> [Objective]:
Repeat every record below exactly as written.

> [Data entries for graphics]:
>> Start
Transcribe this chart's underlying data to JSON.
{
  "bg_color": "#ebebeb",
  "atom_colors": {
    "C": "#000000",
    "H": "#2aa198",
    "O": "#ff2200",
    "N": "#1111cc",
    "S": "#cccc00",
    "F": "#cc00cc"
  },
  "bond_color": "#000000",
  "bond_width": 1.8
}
>> End
> [Task response]:
Transcribe this chart's underlying data to JSON.
{
  "bg_color": "#ebebeb",
  "atom_colors": {
    "C": "#000000",
    "H": "#2aa198",
    "O": "#ff2200",
    "N": "#1111cc",
    "S": "#cccc00",
    "F": "#cc00cc"
  },
  "bond_color": "#000000",
  "bond_width": 1.8
}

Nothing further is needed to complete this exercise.